▶ [What you are asked to do]:
Take every line that has the string "subtitle" and copy it out.

-- START Supplied entries --

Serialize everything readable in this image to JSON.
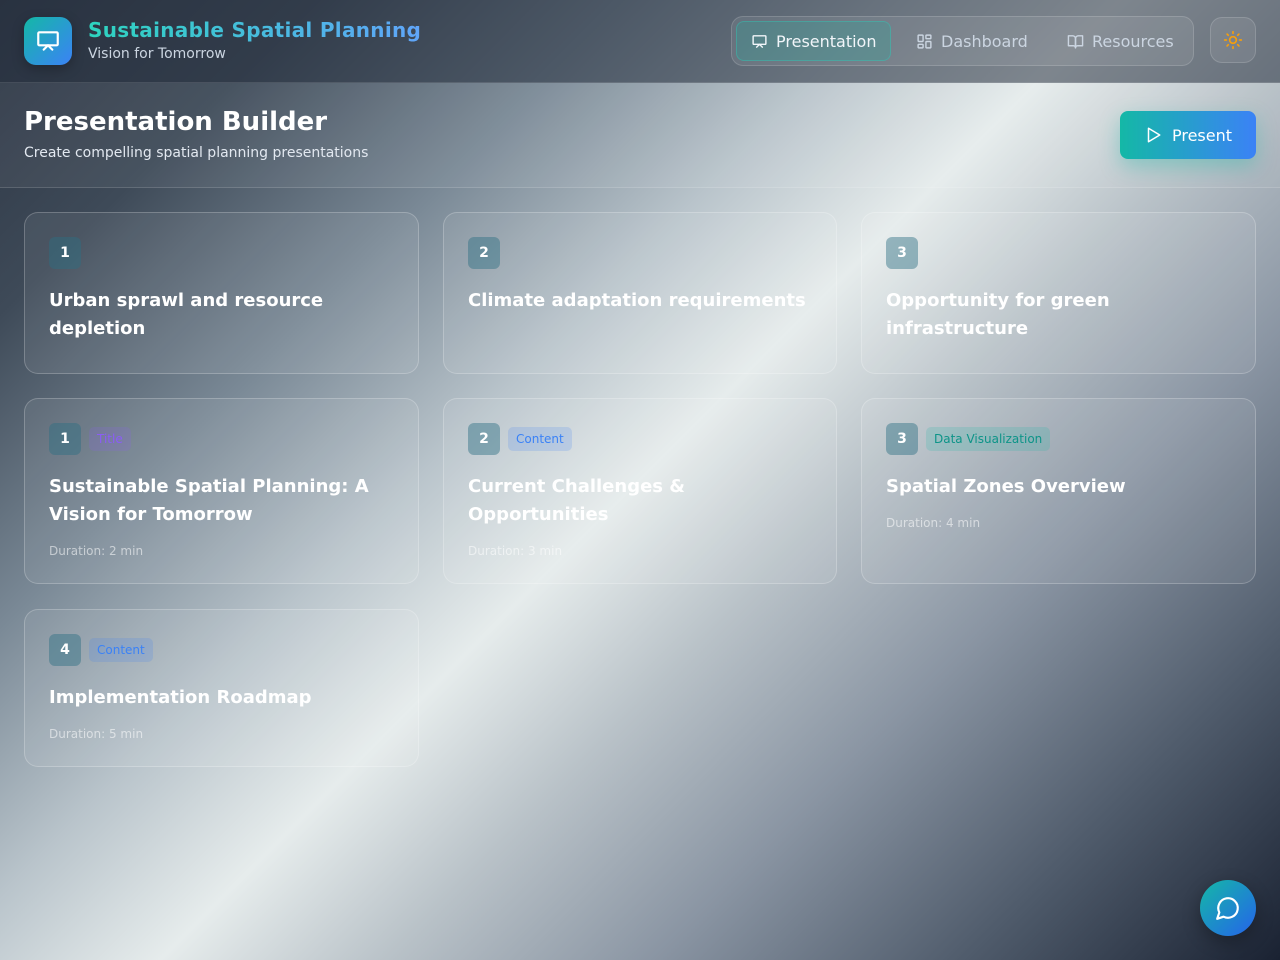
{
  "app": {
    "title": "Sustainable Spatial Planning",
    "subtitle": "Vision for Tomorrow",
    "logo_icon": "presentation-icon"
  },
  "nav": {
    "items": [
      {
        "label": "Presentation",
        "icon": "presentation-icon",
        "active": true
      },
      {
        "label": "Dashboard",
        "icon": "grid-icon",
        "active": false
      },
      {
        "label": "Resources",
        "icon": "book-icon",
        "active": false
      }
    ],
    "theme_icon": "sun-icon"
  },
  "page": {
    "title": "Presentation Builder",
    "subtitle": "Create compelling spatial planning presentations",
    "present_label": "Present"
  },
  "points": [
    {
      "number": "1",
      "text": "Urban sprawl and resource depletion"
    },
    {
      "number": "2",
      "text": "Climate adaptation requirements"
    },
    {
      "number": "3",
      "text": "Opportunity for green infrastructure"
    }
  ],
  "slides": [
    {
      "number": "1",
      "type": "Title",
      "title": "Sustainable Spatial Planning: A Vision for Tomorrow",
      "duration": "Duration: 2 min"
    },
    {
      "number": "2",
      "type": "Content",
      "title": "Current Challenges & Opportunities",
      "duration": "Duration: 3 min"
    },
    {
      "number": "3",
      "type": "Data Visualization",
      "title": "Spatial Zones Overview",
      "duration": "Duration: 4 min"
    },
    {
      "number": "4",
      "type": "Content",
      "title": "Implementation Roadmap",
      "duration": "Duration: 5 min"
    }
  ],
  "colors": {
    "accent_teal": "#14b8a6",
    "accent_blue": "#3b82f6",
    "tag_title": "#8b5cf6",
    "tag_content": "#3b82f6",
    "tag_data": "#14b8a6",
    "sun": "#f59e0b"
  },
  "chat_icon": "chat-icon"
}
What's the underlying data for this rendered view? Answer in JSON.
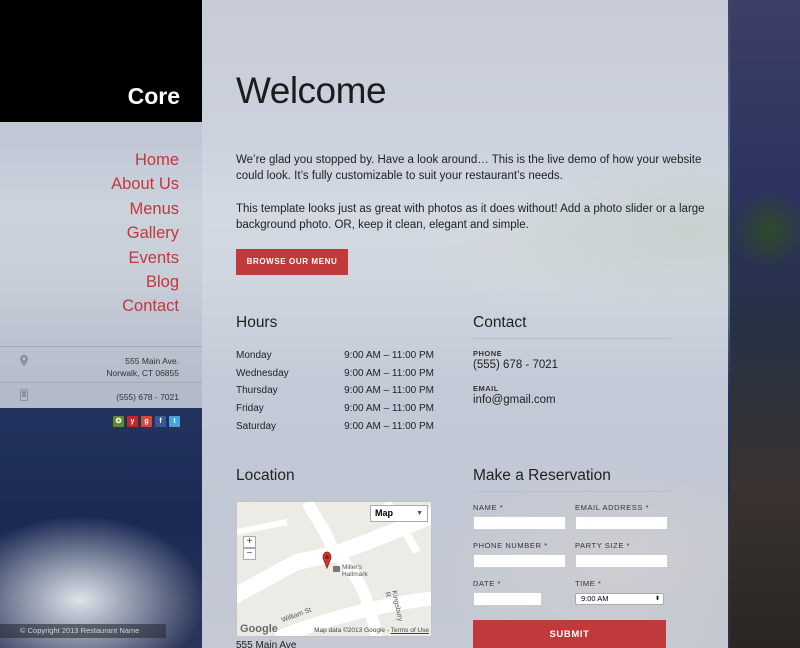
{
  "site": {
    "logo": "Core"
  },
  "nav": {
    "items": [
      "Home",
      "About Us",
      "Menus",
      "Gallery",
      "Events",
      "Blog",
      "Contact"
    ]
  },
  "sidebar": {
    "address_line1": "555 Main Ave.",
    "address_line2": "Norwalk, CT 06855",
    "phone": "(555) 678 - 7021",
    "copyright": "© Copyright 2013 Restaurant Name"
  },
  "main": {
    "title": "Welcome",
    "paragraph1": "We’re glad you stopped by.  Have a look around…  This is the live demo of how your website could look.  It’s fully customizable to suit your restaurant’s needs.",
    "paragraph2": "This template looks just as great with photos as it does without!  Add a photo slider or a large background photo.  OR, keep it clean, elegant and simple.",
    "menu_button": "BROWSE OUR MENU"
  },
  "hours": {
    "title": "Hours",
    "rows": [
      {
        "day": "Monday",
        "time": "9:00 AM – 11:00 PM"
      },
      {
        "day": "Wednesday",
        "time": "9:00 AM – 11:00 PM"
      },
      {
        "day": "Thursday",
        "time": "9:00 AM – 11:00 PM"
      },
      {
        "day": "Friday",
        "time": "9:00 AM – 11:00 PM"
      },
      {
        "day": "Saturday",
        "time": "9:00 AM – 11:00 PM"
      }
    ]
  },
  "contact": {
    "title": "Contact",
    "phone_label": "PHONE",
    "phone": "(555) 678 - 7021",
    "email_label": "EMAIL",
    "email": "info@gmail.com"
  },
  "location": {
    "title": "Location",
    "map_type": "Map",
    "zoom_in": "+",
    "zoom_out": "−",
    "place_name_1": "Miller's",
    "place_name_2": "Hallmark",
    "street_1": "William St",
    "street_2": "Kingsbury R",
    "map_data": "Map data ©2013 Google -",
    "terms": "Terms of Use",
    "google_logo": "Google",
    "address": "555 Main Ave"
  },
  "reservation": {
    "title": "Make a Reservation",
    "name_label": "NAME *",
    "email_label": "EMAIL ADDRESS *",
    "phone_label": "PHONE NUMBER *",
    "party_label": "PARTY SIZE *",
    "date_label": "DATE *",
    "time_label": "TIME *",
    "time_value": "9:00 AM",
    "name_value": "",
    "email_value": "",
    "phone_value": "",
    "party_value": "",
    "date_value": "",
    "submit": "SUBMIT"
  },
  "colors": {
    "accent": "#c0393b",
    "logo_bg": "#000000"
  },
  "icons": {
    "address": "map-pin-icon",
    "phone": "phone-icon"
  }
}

-- END Supplied entries --
-- START Supplied entries --

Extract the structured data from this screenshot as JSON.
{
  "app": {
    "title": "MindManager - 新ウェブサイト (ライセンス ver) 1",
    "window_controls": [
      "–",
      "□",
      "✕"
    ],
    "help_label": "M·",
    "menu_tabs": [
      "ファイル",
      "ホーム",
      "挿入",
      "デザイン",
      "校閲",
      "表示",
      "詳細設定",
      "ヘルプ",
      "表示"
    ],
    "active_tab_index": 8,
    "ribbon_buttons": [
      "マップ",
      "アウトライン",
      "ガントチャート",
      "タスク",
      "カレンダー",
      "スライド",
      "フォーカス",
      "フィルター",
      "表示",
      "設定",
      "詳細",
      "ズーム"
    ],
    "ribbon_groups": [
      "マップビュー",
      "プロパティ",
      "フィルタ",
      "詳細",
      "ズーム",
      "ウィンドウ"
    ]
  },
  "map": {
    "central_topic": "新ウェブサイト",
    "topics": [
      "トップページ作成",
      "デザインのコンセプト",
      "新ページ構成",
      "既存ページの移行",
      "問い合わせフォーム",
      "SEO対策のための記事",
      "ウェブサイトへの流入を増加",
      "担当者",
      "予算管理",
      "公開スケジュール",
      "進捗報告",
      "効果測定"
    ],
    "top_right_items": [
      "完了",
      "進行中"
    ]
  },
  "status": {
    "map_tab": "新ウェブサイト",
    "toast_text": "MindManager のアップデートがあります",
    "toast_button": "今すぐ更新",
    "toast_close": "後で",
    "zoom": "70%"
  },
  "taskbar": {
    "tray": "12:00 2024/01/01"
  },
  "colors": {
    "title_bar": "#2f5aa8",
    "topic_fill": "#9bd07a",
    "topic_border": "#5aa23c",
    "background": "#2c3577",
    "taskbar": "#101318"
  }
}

-- END Supplied entries --

▶ [Answer to this task]:
    "subtitle": "Vision for Tomorrow",
    "subtitle": "Create compelling spatial planning presentations",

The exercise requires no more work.